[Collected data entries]
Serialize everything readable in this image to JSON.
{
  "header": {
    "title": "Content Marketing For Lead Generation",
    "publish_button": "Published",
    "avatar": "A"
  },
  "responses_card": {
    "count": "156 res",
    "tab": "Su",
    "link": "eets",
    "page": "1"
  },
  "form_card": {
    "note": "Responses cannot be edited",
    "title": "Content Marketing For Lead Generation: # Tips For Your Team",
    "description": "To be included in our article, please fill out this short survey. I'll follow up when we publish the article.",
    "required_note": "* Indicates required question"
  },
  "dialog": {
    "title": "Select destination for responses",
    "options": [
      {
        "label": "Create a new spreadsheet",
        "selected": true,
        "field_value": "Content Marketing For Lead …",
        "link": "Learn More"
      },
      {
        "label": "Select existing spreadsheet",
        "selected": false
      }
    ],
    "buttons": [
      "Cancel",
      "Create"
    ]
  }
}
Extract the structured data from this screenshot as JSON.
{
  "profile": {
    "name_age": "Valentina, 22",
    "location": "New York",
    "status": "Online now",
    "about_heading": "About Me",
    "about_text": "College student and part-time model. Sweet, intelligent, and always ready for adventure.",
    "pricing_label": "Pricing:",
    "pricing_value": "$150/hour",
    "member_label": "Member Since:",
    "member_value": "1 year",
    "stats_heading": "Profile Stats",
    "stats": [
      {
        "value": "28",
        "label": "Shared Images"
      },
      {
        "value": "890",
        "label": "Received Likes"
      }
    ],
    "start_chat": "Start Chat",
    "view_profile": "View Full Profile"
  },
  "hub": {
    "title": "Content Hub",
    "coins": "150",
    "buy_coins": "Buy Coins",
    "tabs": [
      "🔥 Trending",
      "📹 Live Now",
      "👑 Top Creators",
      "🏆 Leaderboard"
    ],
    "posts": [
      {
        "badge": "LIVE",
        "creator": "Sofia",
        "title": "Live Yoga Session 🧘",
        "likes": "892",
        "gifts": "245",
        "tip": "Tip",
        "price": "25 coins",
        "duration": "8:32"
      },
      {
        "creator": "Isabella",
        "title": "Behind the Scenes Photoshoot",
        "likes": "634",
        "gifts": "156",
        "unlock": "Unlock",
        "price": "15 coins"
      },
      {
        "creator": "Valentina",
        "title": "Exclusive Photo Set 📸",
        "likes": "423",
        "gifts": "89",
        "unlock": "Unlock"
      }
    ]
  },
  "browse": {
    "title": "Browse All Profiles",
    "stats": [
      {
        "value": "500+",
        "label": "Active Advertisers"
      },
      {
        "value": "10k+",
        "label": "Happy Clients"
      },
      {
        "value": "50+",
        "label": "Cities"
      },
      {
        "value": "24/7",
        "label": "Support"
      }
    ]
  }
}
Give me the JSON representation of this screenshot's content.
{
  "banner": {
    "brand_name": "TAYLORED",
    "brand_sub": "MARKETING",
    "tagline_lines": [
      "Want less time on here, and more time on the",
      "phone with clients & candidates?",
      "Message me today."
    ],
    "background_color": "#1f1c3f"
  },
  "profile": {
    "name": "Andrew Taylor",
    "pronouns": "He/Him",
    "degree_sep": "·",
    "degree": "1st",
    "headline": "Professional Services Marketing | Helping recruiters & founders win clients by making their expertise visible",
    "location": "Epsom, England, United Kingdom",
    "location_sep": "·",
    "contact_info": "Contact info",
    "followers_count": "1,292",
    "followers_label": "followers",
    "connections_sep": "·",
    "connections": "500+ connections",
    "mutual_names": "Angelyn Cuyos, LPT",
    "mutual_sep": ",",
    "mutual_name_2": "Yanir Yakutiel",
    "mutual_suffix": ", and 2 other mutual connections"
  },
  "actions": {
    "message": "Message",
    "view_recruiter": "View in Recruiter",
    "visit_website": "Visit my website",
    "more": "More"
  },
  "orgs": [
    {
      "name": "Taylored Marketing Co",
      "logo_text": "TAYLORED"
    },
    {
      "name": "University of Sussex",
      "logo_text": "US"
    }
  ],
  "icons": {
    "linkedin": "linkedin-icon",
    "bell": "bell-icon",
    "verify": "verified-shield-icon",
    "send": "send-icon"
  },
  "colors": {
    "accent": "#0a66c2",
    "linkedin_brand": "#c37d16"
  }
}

## WRITTEN TASK
From the records above, extract each line exactly as shown.

## THE COMPLETED TASK
Serialize everything readable in this image to JSON.
{
  "header": {
    "title": "Content Marketing For Lead Generation",
    "publish_button": "Published",
    "avatar": "A"
  },
  "responses_card": {
    "count": "156 res",
    "tab": "Su",
    "link": "eets",
    "page": "1"
  },
  "form_card": {
    "note": "Responses cannot be edited",
    "title": "Content Marketing For Lead Generation: # Tips For Your Team",
    "description": "To be included in our article, please fill out this short survey. I'll follow up when we publish the article.",
    "required_note": "* Indicates required question"
  },
  "dialog": {
    "title": "Select destination for responses",
    "options": [
      {
        "label": "Create a new spreadsheet",
        "selected": true,
        "field_value": "Content Marketing For Lead …",
        "link": "Learn More"
      },
      {
        "label": "Select existing spreadsheet",
        "selected": false
      }
    ],
    "buttons": [
      "Cancel",
      "Create"
    ]
  }
}
Extract the structured data from this screenshot as JSON.
{
  "profile": {
    "name_age": "Valentina, 22",
    "location": "New York",
    "status": "Online now",
    "about_heading": "About Me",
    "about_text": "College student and part-time model. Sweet, intelligent, and always ready for adventure.",
    "pricing_label": "Pricing:",
    "pricing_value": "$150/hour",
    "member_label": "Member Since:",
    "member_value": "1 year",
    "stats_heading": "Profile Stats",
    "stats": [
      {
        "value": "28",
        "label": "Shared Images"
      },
      {
        "value": "890",
        "label": "Received Likes"
      }
    ],
    "start_chat": "Start Chat",
    "view_profile": "View Full Profile"
  },
  "hub": {
    "title": "Content Hub",
    "coins": "150",
    "buy_coins": "Buy Coins",
    "tabs": [
      "🔥 Trending",
      "📹 Live Now",
      "👑 Top Creators",
      "🏆 Leaderboard"
    ],
    "posts": [
      {
        "badge": "LIVE",
        "creator": "Sofia",
        "title": "Live Yoga Session 🧘",
        "likes": "892",
        "gifts": "245",
        "tip": "Tip",
        "price": "25 coins",
        "duration": "8:32"
      },
      {
        "creator": "Isabella",
        "title": "Behind the Scenes Photoshoot",
        "likes": "634",
        "gifts": "156",
        "unlock": "Unlock",
        "price": "15 coins"
      },
      {
        "creator": "Valentina",
        "title": "Exclusive Photo Set 📸",
        "likes": "423",
        "gifts": "89",
        "unlock": "Unlock"
      }
    ]
  },
  "browse": {
    "title": "Browse All Profiles",
    "stats": [
      {
        "value": "500+",
        "label": "Active Advertisers"
      },
      {
        "value": "10k+",
        "label": "Happy Clients"
      },
      {
        "value": "50+",
        "label": "Cities"
      },
      {
        "value": "24/7",
        "label": "Support"
      }
    ]
  }
}
Give me the JSON representation of this screenshot's content.
{
  "banner": {
    "brand_name": "TAYLORED",
    "brand_sub": "MARKETING",
    "tagline_lines": [
      "Want less time on here, and more time on the",
      "phone with clients & candidates?",
      "Message me today."
    ],
    "background_color": "#1f1c3f"
  },
  "profile": {
    "name": "Andrew Taylor",
    "pronouns": "He/Him",
    "degree_sep": "·",
    "degree": "1st",
    "headline": "Professional Services Marketing | Helping recruiters & founders win clients by making their expertise visible",
    "location": "Epsom, England, United Kingdom",
    "location_sep": "·",
    "contact_info": "Contact info",
    "followers_count": "1,292",
    "followers_label": "followers",
    "connections_sep": "·",
    "connections": "500+ connections",
    "mutual_names": "Angelyn Cuyos, LPT",
    "mutual_sep": ",",
    "mutual_name_2": "Yanir Yakutiel",
    "mutual_suffix": ", and 2 other mutual connections"
  },
  "actions": {
    "message": "Message",
    "view_recruiter": "View in Recruiter",
    "visit_website": "Visit my website",
    "more": "More"
  },
  "orgs": [
    {
      "name": "Taylored Marketing Co",
      "logo_text": "TAYLORED"
    },
    {
      "name": "University of Sussex",
      "logo_text": "US"
    }
  ],
  "icons": {
    "linkedin": "linkedin-icon",
    "bell": "bell-icon",
    "verify": "verified-shield-icon",
    "send": "send-icon"
  },
  "colors": {
    "accent": "#0a66c2",
    "linkedin_brand": "#c37d16"
  }
}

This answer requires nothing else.